OBJECTIVE: Give the number of lines in the records below that include "Disk", and nothing more.

* Begin DATA RECORDS *

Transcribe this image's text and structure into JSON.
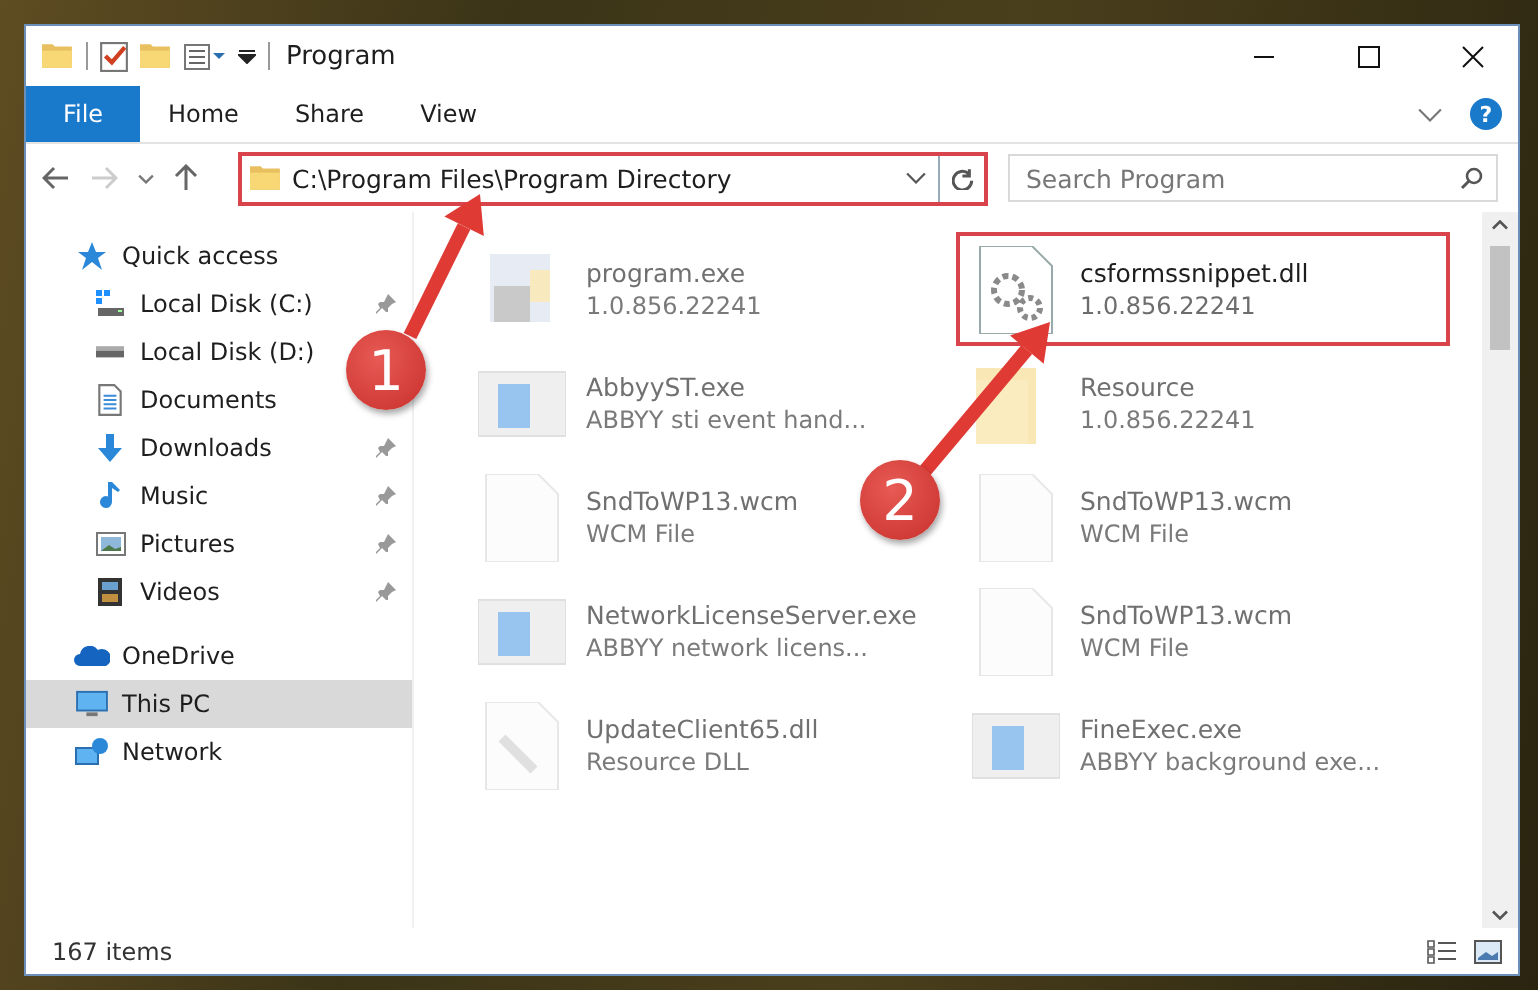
{
  "window": {
    "title": "Program"
  },
  "ribbon": {
    "tabs": [
      {
        "label": "File",
        "kind": "file"
      },
      {
        "label": "Home",
        "kind": "tab"
      },
      {
        "label": "Share",
        "kind": "tab"
      },
      {
        "label": "View",
        "kind": "tab"
      }
    ],
    "help": "?"
  },
  "address": {
    "path": "C:\\Program Files\\Program Directory",
    "outlined": true
  },
  "search": {
    "placeholder": "Search Program"
  },
  "sidebar": {
    "items": [
      {
        "label": "Quick access",
        "selected": false,
        "children": [
          {
            "label": "Local Disk (C:)",
            "pinned": true
          },
          {
            "label": "Local Disk (D:)",
            "pinned": false
          },
          {
            "label": "Documents",
            "pinned": false
          },
          {
            "label": "Downloads",
            "pinned": true
          },
          {
            "label": "Music",
            "pinned": true
          },
          {
            "label": "Pictures",
            "pinned": true
          },
          {
            "label": "Videos",
            "pinned": true
          }
        ]
      },
      {
        "label": "OneDrive",
        "selected": false
      },
      {
        "label": "This PC",
        "selected": true
      },
      {
        "label": "Network",
        "selected": false
      }
    ]
  },
  "files": [
    {
      "name": "program.exe",
      "detail": "1.0.856.22241",
      "blurred": true,
      "outlined": false
    },
    {
      "name": "csformssnippet.dll",
      "detail": "1.0.856.22241",
      "blurred": false,
      "outlined": true
    },
    {
      "name": "AbbyyST.exe",
      "detail": "ABBYY sti event hand...",
      "blurred": true,
      "outlined": false
    },
    {
      "name": "Resource",
      "detail": "1.0.856.22241",
      "blurred": true,
      "outlined": false
    },
    {
      "name": "SndToWP13.wcm",
      "detail": "WCM File",
      "blurred": true,
      "outlined": false
    },
    {
      "name": "SndToWP13.wcm",
      "detail": "WCM File",
      "blurred": true,
      "outlined": false
    },
    {
      "name": "NetworkLicenseServer.exe",
      "detail": "ABBYY network licens...",
      "blurred": true,
      "outlined": false
    },
    {
      "name": "SndToWP13.wcm",
      "detail": "WCM File",
      "blurred": true,
      "outlined": false
    },
    {
      "name": "UpdateClient65.dll",
      "detail": "Resource DLL",
      "blurred": true,
      "outlined": false
    },
    {
      "name": "FineExec.exe",
      "detail": "ABBYY background exe...",
      "blurred": true,
      "outlined": false
    }
  ],
  "status_bar": {
    "item_count": "167 items"
  },
  "annotations": [
    {
      "number": "1"
    },
    {
      "number": "2"
    }
  ]
}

* End DATA RECORDS *

FINISHED EXERCISE: 2